The listing beneath should be written out in full, exactly as shown.
* * * * * * * * *
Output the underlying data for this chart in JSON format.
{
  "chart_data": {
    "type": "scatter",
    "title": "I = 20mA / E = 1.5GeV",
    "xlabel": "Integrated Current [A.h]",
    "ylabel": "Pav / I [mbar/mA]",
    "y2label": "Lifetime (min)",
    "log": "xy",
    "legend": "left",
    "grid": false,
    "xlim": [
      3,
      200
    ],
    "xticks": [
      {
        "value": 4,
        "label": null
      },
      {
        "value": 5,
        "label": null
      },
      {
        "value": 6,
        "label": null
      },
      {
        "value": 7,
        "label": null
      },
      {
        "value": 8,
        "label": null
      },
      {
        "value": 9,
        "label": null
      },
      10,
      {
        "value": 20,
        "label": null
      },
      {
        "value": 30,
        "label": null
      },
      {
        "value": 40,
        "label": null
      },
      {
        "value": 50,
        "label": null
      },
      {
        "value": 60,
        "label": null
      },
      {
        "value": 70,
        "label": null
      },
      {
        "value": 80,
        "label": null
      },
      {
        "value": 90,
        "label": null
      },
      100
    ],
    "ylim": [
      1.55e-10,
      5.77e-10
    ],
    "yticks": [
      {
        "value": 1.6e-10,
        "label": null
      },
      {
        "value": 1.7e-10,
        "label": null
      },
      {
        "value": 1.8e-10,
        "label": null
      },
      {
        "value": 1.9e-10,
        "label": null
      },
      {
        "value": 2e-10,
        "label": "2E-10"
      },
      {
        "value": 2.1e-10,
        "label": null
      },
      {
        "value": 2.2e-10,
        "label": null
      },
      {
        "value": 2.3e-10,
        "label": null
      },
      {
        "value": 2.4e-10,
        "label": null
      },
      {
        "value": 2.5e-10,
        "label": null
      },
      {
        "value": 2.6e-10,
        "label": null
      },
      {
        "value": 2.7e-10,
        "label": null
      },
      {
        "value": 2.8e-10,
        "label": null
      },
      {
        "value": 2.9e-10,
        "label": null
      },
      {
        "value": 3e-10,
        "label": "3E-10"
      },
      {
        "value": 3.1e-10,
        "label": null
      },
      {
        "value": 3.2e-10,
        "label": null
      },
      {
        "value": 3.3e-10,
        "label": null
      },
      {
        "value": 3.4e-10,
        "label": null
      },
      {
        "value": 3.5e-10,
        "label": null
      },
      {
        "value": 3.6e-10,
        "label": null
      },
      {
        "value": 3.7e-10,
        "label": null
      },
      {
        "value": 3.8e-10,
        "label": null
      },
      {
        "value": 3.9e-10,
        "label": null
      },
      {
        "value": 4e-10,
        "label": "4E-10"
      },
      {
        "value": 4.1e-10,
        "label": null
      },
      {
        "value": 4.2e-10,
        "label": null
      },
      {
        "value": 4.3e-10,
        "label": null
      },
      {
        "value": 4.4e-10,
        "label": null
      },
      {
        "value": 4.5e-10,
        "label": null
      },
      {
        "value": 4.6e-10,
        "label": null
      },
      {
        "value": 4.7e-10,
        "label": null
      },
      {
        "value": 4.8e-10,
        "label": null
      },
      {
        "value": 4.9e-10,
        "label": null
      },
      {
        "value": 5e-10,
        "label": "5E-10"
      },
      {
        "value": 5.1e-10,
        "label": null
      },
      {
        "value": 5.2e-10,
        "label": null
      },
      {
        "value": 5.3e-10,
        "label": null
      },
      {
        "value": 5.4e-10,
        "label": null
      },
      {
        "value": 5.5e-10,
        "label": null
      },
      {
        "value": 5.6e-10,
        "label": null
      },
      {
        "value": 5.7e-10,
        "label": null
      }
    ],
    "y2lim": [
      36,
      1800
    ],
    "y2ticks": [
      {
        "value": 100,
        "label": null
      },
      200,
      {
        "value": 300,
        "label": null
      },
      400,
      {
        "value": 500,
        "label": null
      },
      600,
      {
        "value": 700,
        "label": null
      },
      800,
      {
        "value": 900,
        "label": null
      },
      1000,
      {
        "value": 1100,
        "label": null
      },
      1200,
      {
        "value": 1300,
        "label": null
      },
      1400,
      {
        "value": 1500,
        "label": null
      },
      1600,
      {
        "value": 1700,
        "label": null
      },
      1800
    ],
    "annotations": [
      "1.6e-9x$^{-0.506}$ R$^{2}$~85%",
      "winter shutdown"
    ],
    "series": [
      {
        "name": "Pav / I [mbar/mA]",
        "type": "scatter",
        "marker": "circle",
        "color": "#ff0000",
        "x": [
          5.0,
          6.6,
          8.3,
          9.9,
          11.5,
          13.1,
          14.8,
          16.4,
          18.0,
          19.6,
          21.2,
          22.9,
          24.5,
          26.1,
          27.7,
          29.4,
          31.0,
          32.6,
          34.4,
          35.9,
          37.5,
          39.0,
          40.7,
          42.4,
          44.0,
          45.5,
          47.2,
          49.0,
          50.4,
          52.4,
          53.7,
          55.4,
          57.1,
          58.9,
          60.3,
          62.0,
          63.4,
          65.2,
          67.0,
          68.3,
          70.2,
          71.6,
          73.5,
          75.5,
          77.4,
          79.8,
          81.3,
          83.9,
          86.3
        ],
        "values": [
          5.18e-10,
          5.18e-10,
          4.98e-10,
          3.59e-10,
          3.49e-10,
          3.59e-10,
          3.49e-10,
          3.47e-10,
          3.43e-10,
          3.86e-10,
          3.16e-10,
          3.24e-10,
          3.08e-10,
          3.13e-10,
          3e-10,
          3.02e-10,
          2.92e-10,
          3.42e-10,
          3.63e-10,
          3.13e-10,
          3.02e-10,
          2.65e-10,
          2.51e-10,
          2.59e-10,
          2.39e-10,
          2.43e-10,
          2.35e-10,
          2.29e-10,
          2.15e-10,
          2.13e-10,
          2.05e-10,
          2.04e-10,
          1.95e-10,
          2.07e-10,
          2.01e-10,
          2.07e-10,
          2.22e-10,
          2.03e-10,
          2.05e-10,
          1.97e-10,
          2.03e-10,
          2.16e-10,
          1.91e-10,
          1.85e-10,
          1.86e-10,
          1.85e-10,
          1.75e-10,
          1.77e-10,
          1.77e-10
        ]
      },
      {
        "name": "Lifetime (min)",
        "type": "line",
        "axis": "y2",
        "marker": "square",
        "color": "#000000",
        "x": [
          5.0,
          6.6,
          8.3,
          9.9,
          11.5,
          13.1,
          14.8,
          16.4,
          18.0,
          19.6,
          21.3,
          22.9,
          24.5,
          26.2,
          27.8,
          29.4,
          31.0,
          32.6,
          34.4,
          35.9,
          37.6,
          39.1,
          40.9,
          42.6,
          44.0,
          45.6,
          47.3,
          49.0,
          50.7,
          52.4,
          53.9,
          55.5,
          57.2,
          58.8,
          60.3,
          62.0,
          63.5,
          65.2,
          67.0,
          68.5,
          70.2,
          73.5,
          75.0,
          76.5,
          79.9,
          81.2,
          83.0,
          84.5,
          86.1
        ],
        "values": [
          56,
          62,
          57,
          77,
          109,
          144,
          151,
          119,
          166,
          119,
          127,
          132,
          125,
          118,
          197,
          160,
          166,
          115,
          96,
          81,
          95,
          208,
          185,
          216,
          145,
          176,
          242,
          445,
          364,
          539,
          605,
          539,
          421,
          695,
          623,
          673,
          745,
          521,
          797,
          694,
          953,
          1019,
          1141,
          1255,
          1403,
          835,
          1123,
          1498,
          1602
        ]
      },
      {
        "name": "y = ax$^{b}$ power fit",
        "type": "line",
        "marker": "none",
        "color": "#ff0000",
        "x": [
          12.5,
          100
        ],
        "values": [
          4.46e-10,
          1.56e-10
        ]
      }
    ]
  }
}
* * * * * * * * *
• _Answer for this exercise_
Output the underlying data for this chart in JSON format.
{
  "chart_data": {
    "type": "scatter",
    "title": "I = 20mA / E = 1.5GeV",
    "xlabel": "Integrated Current [A.h]",
    "ylabel": "Pav / I [mbar/mA]",
    "y2label": "Lifetime (min)",
    "log": "xy",
    "legend": "left",
    "grid": false,
    "xlim": [
      3,
      200
    ],
    "xticks": [
      {
        "value": 4,
        "label": null
      },
      {
        "value": 5,
        "label": null
      },
      {
        "value": 6,
        "label": null
      },
      {
        "value": 7,
        "label": null
      },
      {
        "value": 8,
        "label": null
      },
      {
        "value": 9,
        "label": null
      },
      10,
      {
        "value": 20,
        "label": null
      },
      {
        "value": 30,
        "label": null
      },
      {
        "value": 40,
        "label": null
      },
      {
        "value": 50,
        "label": null
      },
      {
        "value": 60,
        "label": null
      },
      {
        "value": 70,
        "label": null
      },
      {
        "value": 80,
        "label": null
      },
      {
        "value": 90,
        "label": null
      },
      100
    ],
    "ylim": [
      1.55e-10,
      5.77e-10
    ],
    "yticks": [
      {
        "value": 1.6e-10,
        "label": null
      },
      {
        "value": 1.7e-10,
        "label": null
      },
      {
        "value": 1.8e-10,
        "label": null
      },
      {
        "value": 1.9e-10,
        "label": null
      },
      {
        "value": 2e-10,
        "label": "2E-10"
      },
      {
        "value": 2.1e-10,
        "label": null
      },
      {
        "value": 2.2e-10,
        "label": null
      },
      {
        "value": 2.3e-10,
        "label": null
      },
      {
        "value": 2.4e-10,
        "label": null
      },
      {
        "value": 2.5e-10,
        "label": null
      },
      {
        "value": 2.6e-10,
        "label": null
      },
      {
        "value": 2.7e-10,
        "label": null
      },
      {
        "value": 2.8e-10,
        "label": null
      },
      {
        "value": 2.9e-10,
        "label": null
      },
      {
        "value": 3e-10,
        "label": "3E-10"
      },
      {
        "value": 3.1e-10,
        "label": null
      },
      {
        "value": 3.2e-10,
        "label": null
      },
      {
        "value": 3.3e-10,
        "label": null
      },
      {
        "value": 3.4e-10,
        "label": null
      },
      {
        "value": 3.5e-10,
        "label": null
      },
      {
        "value": 3.6e-10,
        "label": null
      },
      {
        "value": 3.7e-10,
        "label": null
      },
      {
        "value": 3.8e-10,
        "label": null
      },
      {
        "value": 3.9e-10,
        "label": null
      },
      {
        "value": 4e-10,
        "label": "4E-10"
      },
      {
        "value": 4.1e-10,
        "label": null
      },
      {
        "value": 4.2e-10,
        "label": null
      },
      {
        "value": 4.3e-10,
        "label": null
      },
      {
        "value": 4.4e-10,
        "label": null
      },
      {
        "value": 4.5e-10,
        "label": null
      },
      {
        "value": 4.6e-10,
        "label": null
      },
      {
        "value": 4.7e-10,
        "label": null
      },
      {
        "value": 4.8e-10,
        "label": null
      },
      {
        "value": 4.9e-10,
        "label": null
      },
      {
        "value": 5e-10,
        "label": "5E-10"
      },
      {
        "value": 5.1e-10,
        "label": null
      },
      {
        "value": 5.2e-10,
        "label": null
      },
      {
        "value": 5.3e-10,
        "label": null
      },
      {
        "value": 5.4e-10,
        "label": null
      },
      {
        "value": 5.5e-10,
        "label": null
      },
      {
        "value": 5.6e-10,
        "label": null
      },
      {
        "value": 5.7e-10,
        "label": null
      }
    ],
    "y2lim": [
      36,
      1800
    ],
    "y2ticks": [
      {
        "value": 100,
        "label": null
      },
      200,
      {
        "value": 300,
        "label": null
      },
      400,
      {
        "value": 500,
        "label": null
      },
      600,
      {
        "value": 700,
        "label": null
      },
      800,
      {
        "value": 900,
        "label": null
      },
      1000,
      {
        "value": 1100,
        "label": null
      },
      1200,
      {
        "value": 1300,
        "label": null
      },
      1400,
      {
        "value": 1500,
        "label": null
      },
      1600,
      {
        "value": 1700,
        "label": null
      },
      1800
    ],
    "annotations": [
      "1.6e-9x$^{-0.506}$ R$^{2}$~85%",
      "winter shutdown"
    ],
    "series": [
      {
        "name": "Pav / I [mbar/mA]",
        "type": "scatter",
        "marker": "circle",
        "color": "#ff0000",
        "x": [
          5.0,
          6.6,
          8.3,
          9.9,
          11.5,
          13.1,
          14.8,
          16.4,
          18.0,
          19.6,
          21.2,
          22.9,
          24.5,
          26.1,
          27.7,
          29.4,
          31.0,
          32.6,
          34.4,
          35.9,
          37.5,
          39.0,
          40.7,
          42.4,
          44.0,
          45.5,
          47.2,
          49.0,
          50.4,
          52.4,
          53.7,
          55.4,
          57.1,
          58.9,
          60.3,
          62.0,
          63.4,
          65.2,
          67.0,
          68.3,
          70.2,
          71.6,
          73.5,
          75.5,
          77.4,
          79.8,
          81.3,
          83.9,
          86.3
        ],
        "values": [
          5.18e-10,
          5.18e-10,
          4.98e-10,
          3.59e-10,
          3.49e-10,
          3.59e-10,
          3.49e-10,
          3.47e-10,
          3.43e-10,
          3.86e-10,
          3.16e-10,
          3.24e-10,
          3.08e-10,
          3.13e-10,
          3e-10,
          3.02e-10,
          2.92e-10,
          3.42e-10,
          3.63e-10,
          3.13e-10,
          3.02e-10,
          2.65e-10,
          2.51e-10,
          2.59e-10,
          2.39e-10,
          2.43e-10,
          2.35e-10,
          2.29e-10,
          2.15e-10,
          2.13e-10,
          2.05e-10,
          2.04e-10,
          1.95e-10,
          2.07e-10,
          2.01e-10,
          2.07e-10,
          2.22e-10,
          2.03e-10,
          2.05e-10,
          1.97e-10,
          2.03e-10,
          2.16e-10,
          1.91e-10,
          1.85e-10,
          1.86e-10,
          1.85e-10,
          1.75e-10,
          1.77e-10,
          1.77e-10
        ]
      },
      {
        "name": "Lifetime (min)",
        "type": "line",
        "axis": "y2",
        "marker": "square",
        "color": "#000000",
        "x": [
          5.0,
          6.6,
          8.3,
          9.9,
          11.5,
          13.1,
          14.8,
          16.4,
          18.0,
          19.6,
          21.3,
          22.9,
          24.5,
          26.2,
          27.8,
          29.4,
          31.0,
          32.6,
          34.4,
          35.9,
          37.6,
          39.1,
          40.9,
          42.6,
          44.0,
          45.6,
          47.3,
          49.0,
          50.7,
          52.4,
          53.9,
          55.5,
          57.2,
          58.8,
          60.3,
          62.0,
          63.5,
          65.2,
          67.0,
          68.5,
          70.2,
          73.5,
          75.0,
          76.5,
          79.9,
          81.2,
          83.0,
          84.5,
          86.1
        ],
        "values": [
          56,
          62,
          57,
          77,
          109,
          144,
          151,
          119,
          166,
          119,
          127,
          132,
          125,
          118,
          197,
          160,
          166,
          115,
          96,
          81,
          95,
          208,
          185,
          216,
          145,
          176,
          242,
          445,
          364,
          539,
          605,
          539,
          421,
          695,
          623,
          673,
          745,
          521,
          797,
          694,
          953,
          1019,
          1141,
          1255,
          1403,
          835,
          1123,
          1498,
          1602
        ]
      },
      {
        "name": "y = ax$^{b}$ power fit",
        "type": "line",
        "marker": "none",
        "color": "#ff0000",
        "x": [
          12.5,
          100
        ],
        "values": [
          4.46e-10,
          1.56e-10
        ]
      }
    ]
  }
}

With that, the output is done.